_TASK DETAILS_. For this exercise, repeat all of the material verbatim apart from its images.

-- DATASET start --

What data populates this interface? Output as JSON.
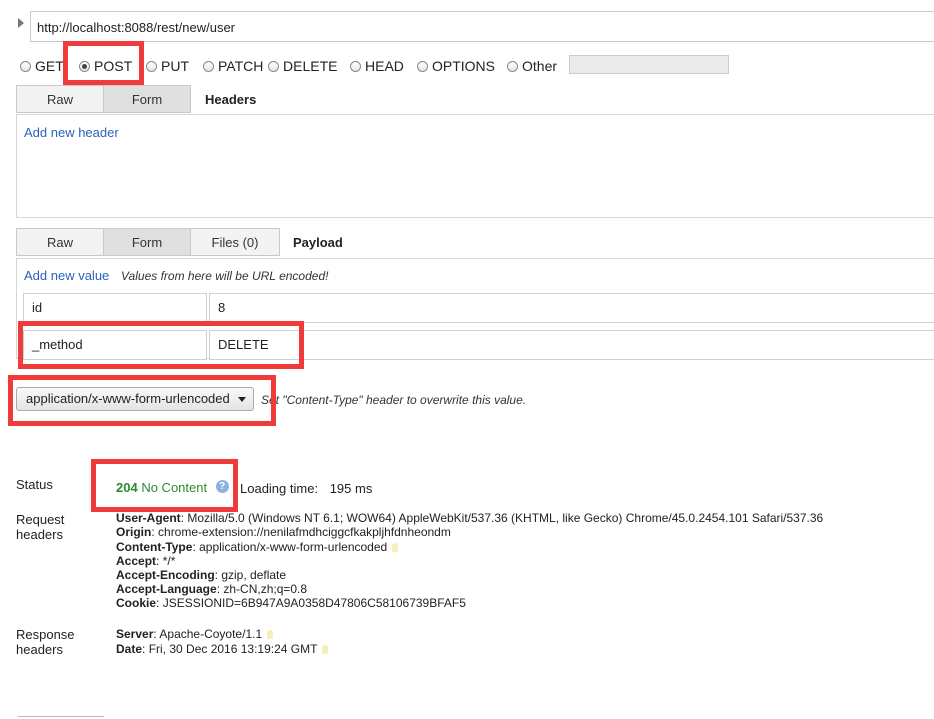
{
  "url": "http://localhost:8088/rest/new/user",
  "methods": [
    "GET",
    "POST",
    "PUT",
    "PATCH",
    "DELETE",
    "HEAD",
    "OPTIONS",
    "Other"
  ],
  "selected_method": "POST",
  "headers_section": {
    "tabs": [
      "Raw",
      "Form"
    ],
    "active_tab": "Form",
    "title": "Headers",
    "add_link": "Add new header"
  },
  "payload_section": {
    "tabs": [
      "Raw",
      "Form",
      "Files (0)"
    ],
    "active_tab": "Form",
    "title": "Payload",
    "add_link": "Add new value",
    "note": "Values from here will be URL encoded!",
    "rows": [
      {
        "key": "id",
        "value": "8"
      },
      {
        "key": "_method",
        "value": "DELETE"
      }
    ]
  },
  "content_type": {
    "selected": "application/x-www-form-urlencoded",
    "hint": "Set \"Content-Type\" header to overwrite this value."
  },
  "response": {
    "status_label": "Status",
    "status_code": "204",
    "status_text": "No Content",
    "loading_label": "Loading time:",
    "loading_value": "195 ms",
    "request_headers_label_1": "Request",
    "request_headers_label_2": "headers",
    "request_headers": [
      {
        "name": "User-Agent",
        "value": "Mozilla/5.0 (Windows NT 6.1; WOW64) AppleWebKit/537.36 (KHTML, like Gecko) Chrome/45.0.2454.101 Safari/537.36",
        "bulb": false
      },
      {
        "name": "Origin",
        "value": "chrome-extension://nenilafmdhciggcfkakpljhfdnheondm",
        "bulb": false
      },
      {
        "name": "Content-Type",
        "value": "application/x-www-form-urlencoded",
        "bulb": true
      },
      {
        "name": "Accept",
        "value": "*/*",
        "bulb": false
      },
      {
        "name": "Accept-Encoding",
        "value": "gzip, deflate",
        "bulb": false
      },
      {
        "name": "Accept-Language",
        "value": "zh-CN,zh;q=0.8",
        "bulb": false
      },
      {
        "name": "Cookie",
        "value": "JSESSIONID=6B947A9A0358D47806C58106739BFAF5",
        "bulb": false
      }
    ],
    "response_headers_label_1": "Response",
    "response_headers_label_2": "headers",
    "response_headers": [
      {
        "name": "Server",
        "value": "Apache-Coyote/1.1",
        "bulb": true
      },
      {
        "name": "Date",
        "value": "Fri, 30 Dec 2016 13:19:24 GMT",
        "bulb": true
      }
    ]
  },
  "colors": {
    "highlight_box": "#ef3b3b",
    "status_ok": "#2e8b2e",
    "link": "#2a62b8"
  }
}
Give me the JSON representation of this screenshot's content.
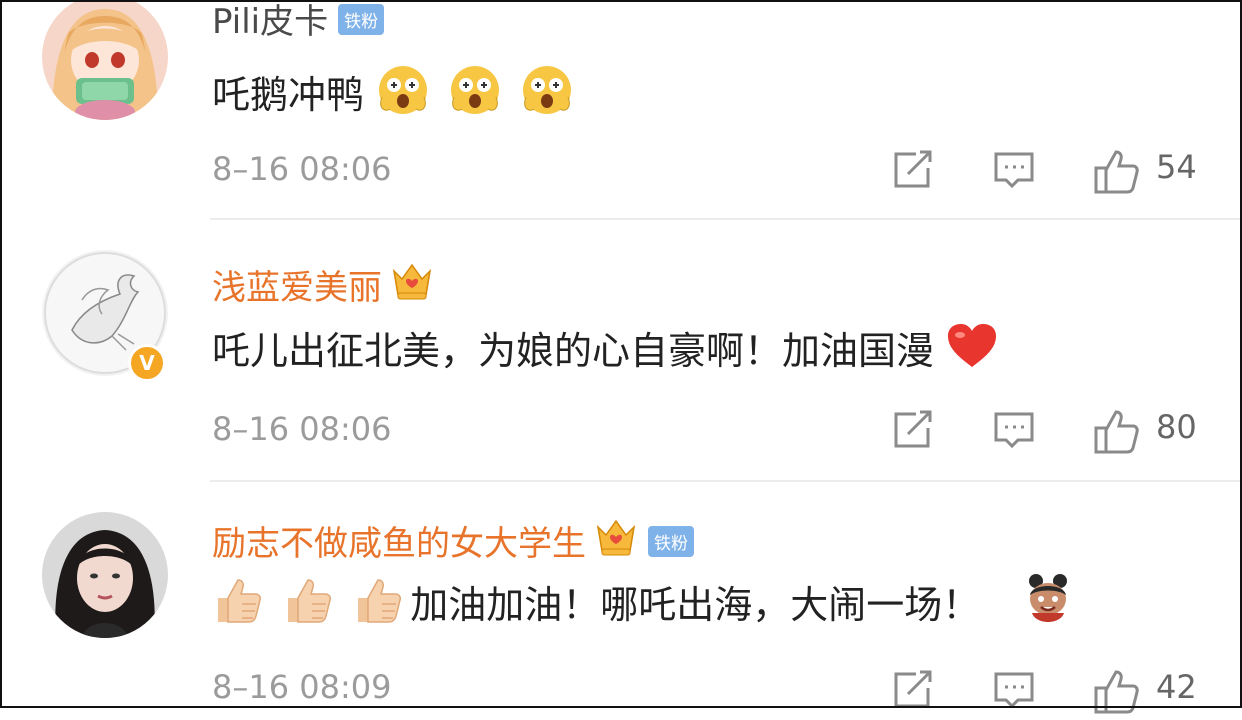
{
  "comments": [
    {
      "username": "Pili皮卡",
      "badge": "铁粉",
      "text": "吒鹅冲鸭",
      "emoji": [
        "surprised-emoji",
        "surprised-emoji",
        "surprised-emoji"
      ],
      "time": "8–16 08:06",
      "likes": "54",
      "avatar": "anime-girl-avatar"
    },
    {
      "username": "浅蓝爱美丽",
      "crown": "crown-badge",
      "text": "吒儿出征北美，为娘的心自豪啊！加油国漫",
      "emoji_after": "heart-emoji",
      "verified": "V",
      "time": "8–16 08:06",
      "likes": "80",
      "avatar": "dove-avatar"
    },
    {
      "username": "励志不做咸鱼的女大学生",
      "crown": "crown-badge",
      "badge": "铁粉",
      "text": "加油加油！哪吒出海，大闹一场！",
      "emoji_before": [
        "thumbs-up-emoji",
        "thumbs-up-emoji",
        "thumbs-up-emoji"
      ],
      "emoji_after": "nezha-sticker",
      "time": "8–16 08:09",
      "likes": "42",
      "avatar": "girl-photo-avatar"
    }
  ],
  "icons": {
    "share": "share-icon",
    "reply": "reply-icon",
    "like": "thumbs-up-icon"
  },
  "colors": {
    "username_vip": "#e8742b",
    "fan_badge": "#7fb2e8",
    "meta": "#9b9b9b",
    "verified": "#f5a623"
  }
}
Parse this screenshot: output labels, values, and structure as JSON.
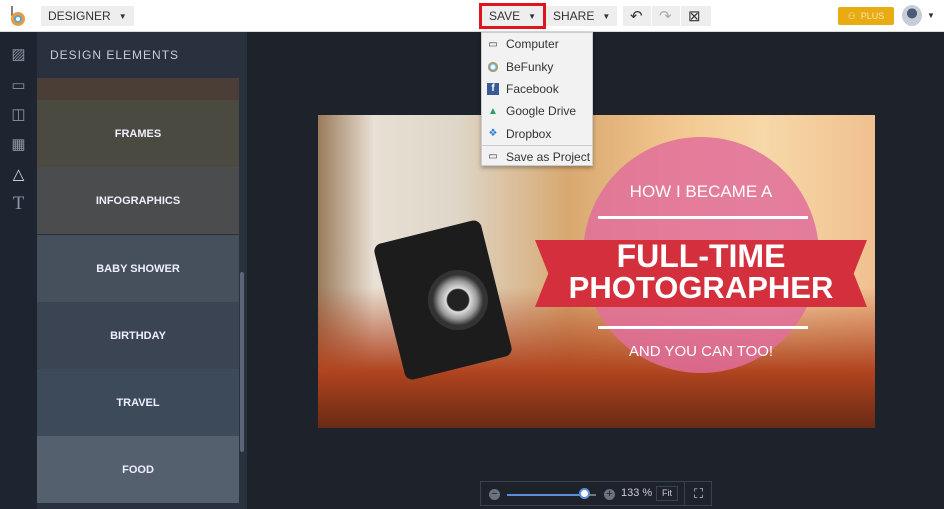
{
  "topbar": {
    "mode": "DESIGNER",
    "save": "SAVE",
    "share": "SHARE",
    "undo": "↶",
    "redo": "↷",
    "close": "⊠",
    "plus": "PLUS"
  },
  "sidebar": {
    "title": "DESIGN ELEMENTS",
    "rail_icons": [
      "image-icon",
      "folder-icon",
      "layout-icon",
      "grid-icon",
      "shapes-icon",
      "text-icon"
    ],
    "tiles": [
      {
        "label": "FRAMES",
        "color": "#4a4a40"
      },
      {
        "label": "INFOGRAPHICS",
        "color": "#4b4c4d"
      },
      {
        "label": "BABY SHOWER",
        "color": "#46505c"
      },
      {
        "label": "BIRTHDAY",
        "color": "#3a4452"
      },
      {
        "label": "TRAVEL",
        "color": "#3d4a5a"
      },
      {
        "label": "FOOD",
        "color": "#55606e"
      }
    ]
  },
  "save_menu": {
    "items": [
      {
        "label": "Computer",
        "icon": "monitor-icon"
      },
      {
        "label": "BeFunky",
        "icon": "befunky-icon"
      },
      {
        "label": "Facebook",
        "icon": "facebook-icon"
      },
      {
        "label": "Google Drive",
        "icon": "google-drive-icon"
      },
      {
        "label": "Dropbox",
        "icon": "dropbox-icon"
      },
      {
        "label": "Save as Project",
        "icon": "folder-icon"
      }
    ]
  },
  "design": {
    "line1": "HOW I BECAME A",
    "line2": "FULL-TIME",
    "line3": "PHOTOGRAPHER",
    "line4": "AND YOU CAN TOO!"
  },
  "zoom": {
    "value": "133 %",
    "fit": "Fit",
    "slider_fraction": 0.85
  }
}
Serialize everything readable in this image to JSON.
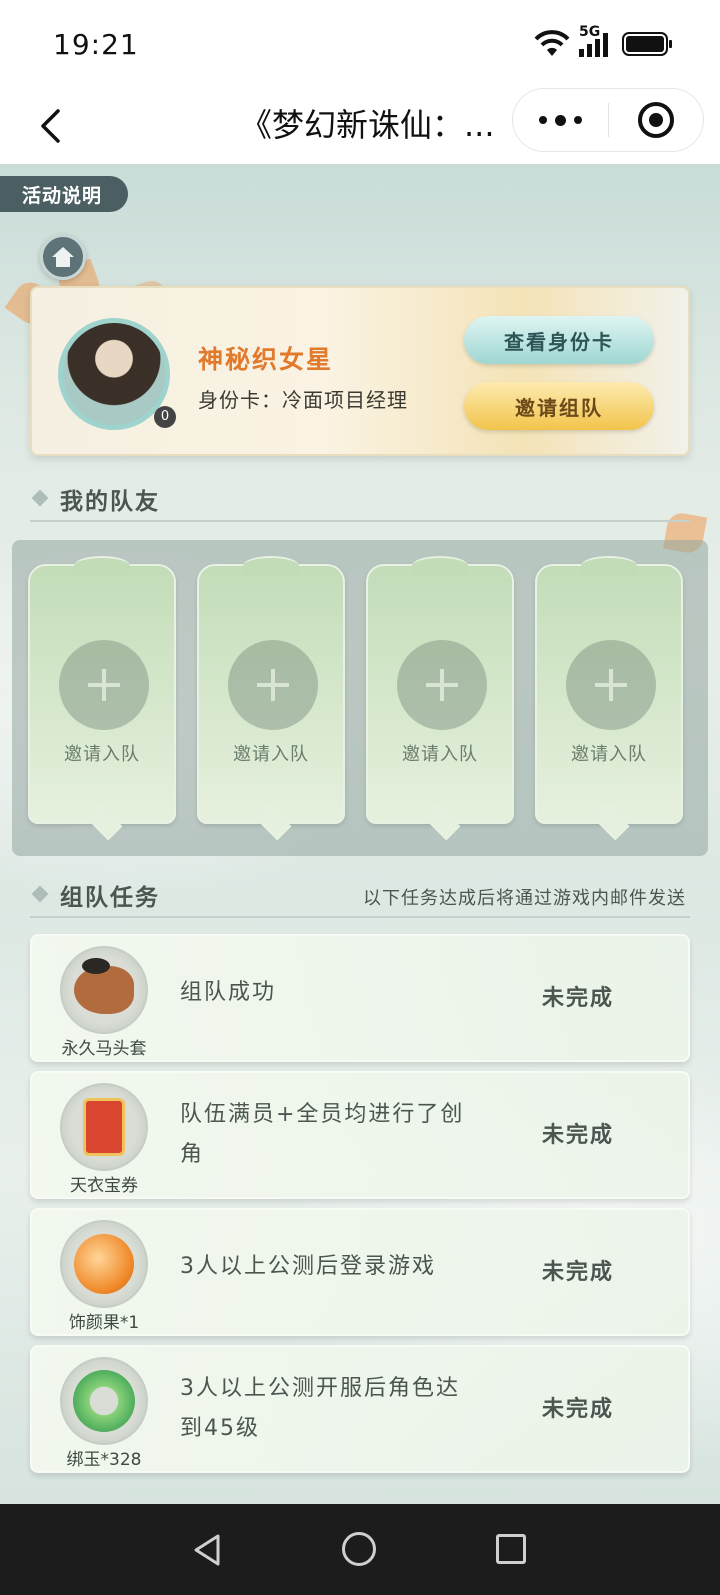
{
  "status_bar": {
    "time": "19:21",
    "network": "5G"
  },
  "nav": {
    "title": "《梦幻新诛仙：..."
  },
  "activity": {
    "label": "活动说明"
  },
  "profile": {
    "badge": "0",
    "name": "神秘织女星",
    "identity": "身份卡：冷面项目经理",
    "view_card_label": "查看身份卡",
    "invite_team_label": "邀请组队"
  },
  "teammates": {
    "title": "我的队友",
    "slots": [
      {
        "label": "邀请入队"
      },
      {
        "label": "邀请入队"
      },
      {
        "label": "邀请入队"
      },
      {
        "label": "邀请入队"
      }
    ]
  },
  "tasks": {
    "title": "组队任务",
    "note": "以下任务达成后将通过游戏内邮件发送",
    "items": [
      {
        "reward": "永久马头套",
        "icon": "horse-head-icon",
        "desc": "组队成功",
        "state": "未完成"
      },
      {
        "reward": "天衣宝券",
        "icon": "voucher-icon",
        "desc": "队伍满员+全员均进行了创角",
        "state": "未完成"
      },
      {
        "reward": "饰颜果*1",
        "icon": "fruit-icon",
        "desc": "3人以上公测后登录游戏",
        "state": "未完成"
      },
      {
        "reward": "绑玉*328",
        "icon": "jade-icon",
        "desc": "3人以上公测开服后角色达到45级",
        "state": "未完成"
      }
    ]
  },
  "colors": {
    "accent_name": "#e27a2c",
    "button_teal": "#9fd7d3",
    "button_gold": "#f2c44b",
    "panel": "#94a6a0"
  }
}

-- DATASET end --

_FINISHED TASK_.
What data populates this interface? Output as JSON.
{
  "url": "http://localhost:8088/rest/new/user",
  "methods": [
    "GET",
    "POST",
    "PUT",
    "PATCH",
    "DELETE",
    "HEAD",
    "OPTIONS",
    "Other"
  ],
  "selected_method": "POST",
  "headers_section": {
    "tabs": [
      "Raw",
      "Form"
    ],
    "active_tab": "Form",
    "title": "Headers",
    "add_link": "Add new header"
  },
  "payload_section": {
    "tabs": [
      "Raw",
      "Form",
      "Files (0)"
    ],
    "active_tab": "Form",
    "title": "Payload",
    "add_link": "Add new value",
    "note": "Values from here will be URL encoded!",
    "rows": [
      {
        "key": "id",
        "value": "8"
      },
      {
        "key": "_method",
        "value": "DELETE"
      }
    ]
  },
  "content_type": {
    "selected": "application/x-www-form-urlencoded",
    "hint": "Set \"Content-Type\" header to overwrite this value."
  },
  "response": {
    "status_label": "Status",
    "status_code": "204",
    "status_text": "No Content",
    "loading_label": "Loading time:",
    "loading_value": "195 ms",
    "request_headers_label_1": "Request",
    "request_headers_label_2": "headers",
    "request_headers": [
      {
        "name": "User-Agent",
        "value": "Mozilla/5.0 (Windows NT 6.1; WOW64) AppleWebKit/537.36 (KHTML, like Gecko) Chrome/45.0.2454.101 Safari/537.36",
        "bulb": false
      },
      {
        "name": "Origin",
        "value": "chrome-extension://nenilafmdhciggcfkakpljhfdnheondm",
        "bulb": false
      },
      {
        "name": "Content-Type",
        "value": "application/x-www-form-urlencoded",
        "bulb": true
      },
      {
        "name": "Accept",
        "value": "*/*",
        "bulb": false
      },
      {
        "name": "Accept-Encoding",
        "value": "gzip, deflate",
        "bulb": false
      },
      {
        "name": "Accept-Language",
        "value": "zh-CN,zh;q=0.8",
        "bulb": false
      },
      {
        "name": "Cookie",
        "value": "JSESSIONID=6B947A9A0358D47806C58106739BFAF5",
        "bulb": false
      }
    ],
    "response_headers_label_1": "Response",
    "response_headers_label_2": "headers",
    "response_headers": [
      {
        "name": "Server",
        "value": "Apache-Coyote/1.1",
        "bulb": true
      },
      {
        "name": "Date",
        "value": "Fri, 30 Dec 2016 13:19:24 GMT",
        "bulb": true
      }
    ]
  },
  "colors": {
    "highlight_box": "#ef3b3b",
    "status_ok": "#2e8b2e",
    "link": "#2a62b8"
  }
}
Give me the JSON representation of this screenshot's content.
{
  "comments": [
    {
      "username": "Pili皮卡",
      "badge": "铁粉",
      "text": "吒鹅冲鸭",
      "emoji": [
        "surprised-emoji",
        "surprised-emoji",
        "surprised-emoji"
      ],
      "time": "8–16 08:06",
      "likes": "54",
      "avatar": "anime-girl-avatar"
    },
    {
      "username": "浅蓝爱美丽",
      "crown": "crown-badge",
      "text": "吒儿出征北美，为娘的心自豪啊！加油国漫",
      "emoji_after": "heart-emoji",
      "verified": "V",
      "time": "8–16 08:06",
      "likes": "80",
      "avatar": "dove-avatar"
    },
    {
      "username": "励志不做咸鱼的女大学生",
      "crown": "crown-badge",
      "badge": "铁粉",
      "text": "加油加油！哪吒出海，大闹一场！",
      "emoji_before": [
        "thumbs-up-emoji",
        "thumbs-up-emoji",
        "thumbs-up-emoji"
      ],
      "emoji_after": "nezha-sticker",
      "time": "8–16 08:09",
      "likes": "42",
      "avatar": "girl-photo-avatar"
    }
  ],
  "icons": {
    "share": "share-icon",
    "reply": "reply-icon",
    "like": "thumbs-up-icon"
  },
  "colors": {
    "username_vip": "#e8742b",
    "fan_badge": "#7fb2e8",
    "meta": "#9b9b9b",
    "verified": "#f5a623"
  }
}
Parse this screenshot: output labels, values, and structure as JSON.
{
  "topbar": {
    "mode": "DESIGNER",
    "save": "SAVE",
    "share": "SHARE",
    "undo": "↶",
    "redo": "↷",
    "close": "⊠",
    "plus": "PLUS"
  },
  "sidebar": {
    "title": "DESIGN ELEMENTS",
    "rail_icons": [
      "image-icon",
      "folder-icon",
      "layout-icon",
      "grid-icon",
      "shapes-icon",
      "text-icon"
    ],
    "tiles": [
      {
        "label": "FRAMES",
        "color": "#4a4a40"
      },
      {
        "label": "INFOGRAPHICS",
        "color": "#4b4c4d"
      },
      {
        "label": "BABY SHOWER",
        "color": "#46505c"
      },
      {
        "label": "BIRTHDAY",
        "color": "#3a4452"
      },
      {
        "label": "TRAVEL",
        "color": "#3d4a5a"
      },
      {
        "label": "FOOD",
        "color": "#55606e"
      }
    ]
  },
  "save_menu": {
    "items": [
      {
        "label": "Computer",
        "icon": "monitor-icon"
      },
      {
        "label": "BeFunky",
        "icon": "befunky-icon"
      },
      {
        "label": "Facebook",
        "icon": "facebook-icon"
      },
      {
        "label": "Google Drive",
        "icon": "google-drive-icon"
      },
      {
        "label": "Dropbox",
        "icon": "dropbox-icon"
      },
      {
        "label": "Save as Project",
        "icon": "folder-icon"
      }
    ]
  },
  "design": {
    "line1": "HOW I BECAME A",
    "line2": "FULL-TIME",
    "line3": "PHOTOGRAPHER",
    "line4": "AND YOU CAN TOO!"
  },
  "zoom": {
    "value": "133 %",
    "fit": "Fit",
    "slider_fraction": 0.85
  }
}
Serialize everything readable in this image to JSON.
{
  "status_bar": {
    "time": "19:21",
    "network": "5G"
  },
  "nav": {
    "title": "《梦幻新诛仙：..."
  },
  "activity": {
    "label": "活动说明"
  },
  "profile": {
    "badge": "0",
    "name": "神秘织女星",
    "identity": "身份卡：冷面项目经理",
    "view_card_label": "查看身份卡",
    "invite_team_label": "邀请组队"
  },
  "teammates": {
    "title": "我的队友",
    "slots": [
      {
        "label": "邀请入队"
      },
      {
        "label": "邀请入队"
      },
      {
        "label": "邀请入队"
      },
      {
        "label": "邀请入队"
      }
    ]
  },
  "tasks": {
    "title": "组队任务",
    "note": "以下任务达成后将通过游戏内邮件发送",
    "items": [
      {
        "reward": "永久马头套",
        "icon": "horse-head-icon",
        "desc": "组队成功",
        "state": "未完成"
      },
      {
        "reward": "天衣宝券",
        "icon": "voucher-icon",
        "desc": "队伍满员+全员均进行了创角",
        "state": "未完成"
      },
      {
        "reward": "饰颜果*1",
        "icon": "fruit-icon",
        "desc": "3人以上公测后登录游戏",
        "state": "未完成"
      },
      {
        "reward": "绑玉*328",
        "icon": "jade-icon",
        "desc": "3人以上公测开服后角色达到45级",
        "state": "未完成"
      }
    ]
  },
  "colors": {
    "accent_name": "#e27a2c",
    "button_teal": "#9fd7d3",
    "button_gold": "#f2c44b",
    "panel": "#94a6a0"
  }
}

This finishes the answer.